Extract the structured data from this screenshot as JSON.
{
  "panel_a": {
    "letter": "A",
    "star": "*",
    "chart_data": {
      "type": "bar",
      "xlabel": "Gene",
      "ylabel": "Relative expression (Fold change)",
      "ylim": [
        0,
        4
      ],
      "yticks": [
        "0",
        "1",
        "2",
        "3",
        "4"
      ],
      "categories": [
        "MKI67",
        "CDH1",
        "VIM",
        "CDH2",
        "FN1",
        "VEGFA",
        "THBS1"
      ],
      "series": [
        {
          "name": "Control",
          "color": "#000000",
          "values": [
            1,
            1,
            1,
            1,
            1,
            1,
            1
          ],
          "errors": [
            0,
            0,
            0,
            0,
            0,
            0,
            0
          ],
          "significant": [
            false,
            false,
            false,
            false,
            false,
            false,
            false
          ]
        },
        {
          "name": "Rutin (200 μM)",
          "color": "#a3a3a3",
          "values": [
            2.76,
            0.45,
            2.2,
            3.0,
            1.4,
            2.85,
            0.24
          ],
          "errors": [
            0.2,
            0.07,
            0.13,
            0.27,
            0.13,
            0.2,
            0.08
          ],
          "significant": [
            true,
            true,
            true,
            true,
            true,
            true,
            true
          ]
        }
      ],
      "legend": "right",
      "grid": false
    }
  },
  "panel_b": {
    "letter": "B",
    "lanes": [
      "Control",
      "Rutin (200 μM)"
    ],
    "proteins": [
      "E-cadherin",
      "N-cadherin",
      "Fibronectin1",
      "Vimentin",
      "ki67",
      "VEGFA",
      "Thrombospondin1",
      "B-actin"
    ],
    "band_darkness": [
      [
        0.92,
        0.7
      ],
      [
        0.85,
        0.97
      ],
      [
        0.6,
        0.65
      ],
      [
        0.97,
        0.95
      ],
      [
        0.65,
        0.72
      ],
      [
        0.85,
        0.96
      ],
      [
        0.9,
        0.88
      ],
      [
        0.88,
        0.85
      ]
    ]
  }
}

___

What is needed –
Exactly as they appear above, return all of the records.

Answer section –
Extract the structured data from this screenshot as JSON.
{
  "panel_a": {
    "letter": "A",
    "star": "*",
    "chart_data": {
      "type": "bar",
      "xlabel": "Gene",
      "ylabel": "Relative expression (Fold change)",
      "ylim": [
        0,
        4
      ],
      "yticks": [
        "0",
        "1",
        "2",
        "3",
        "4"
      ],
      "categories": [
        "MKI67",
        "CDH1",
        "VIM",
        "CDH2",
        "FN1",
        "VEGFA",
        "THBS1"
      ],
      "series": [
        {
          "name": "Control",
          "color": "#000000",
          "values": [
            1,
            1,
            1,
            1,
            1,
            1,
            1
          ],
          "errors": [
            0,
            0,
            0,
            0,
            0,
            0,
            0
          ],
          "significant": [
            false,
            false,
            false,
            false,
            false,
            false,
            false
          ]
        },
        {
          "name": "Rutin (200 μM)",
          "color": "#a3a3a3",
          "values": [
            2.76,
            0.45,
            2.2,
            3.0,
            1.4,
            2.85,
            0.24
          ],
          "errors": [
            0.2,
            0.07,
            0.13,
            0.27,
            0.13,
            0.2,
            0.08
          ],
          "significant": [
            true,
            true,
            true,
            true,
            true,
            true,
            true
          ]
        }
      ],
      "legend": "right",
      "grid": false
    }
  },
  "panel_b": {
    "letter": "B",
    "lanes": [
      "Control",
      "Rutin (200 μM)"
    ],
    "proteins": [
      "E-cadherin",
      "N-cadherin",
      "Fibronectin1",
      "Vimentin",
      "ki67",
      "VEGFA",
      "Thrombospondin1",
      "B-actin"
    ],
    "band_darkness": [
      [
        0.92,
        0.7
      ],
      [
        0.85,
        0.97
      ],
      [
        0.6,
        0.65
      ],
      [
        0.97,
        0.95
      ],
      [
        0.65,
        0.72
      ],
      [
        0.85,
        0.96
      ],
      [
        0.9,
        0.88
      ],
      [
        0.88,
        0.85
      ]
    ]
  }
}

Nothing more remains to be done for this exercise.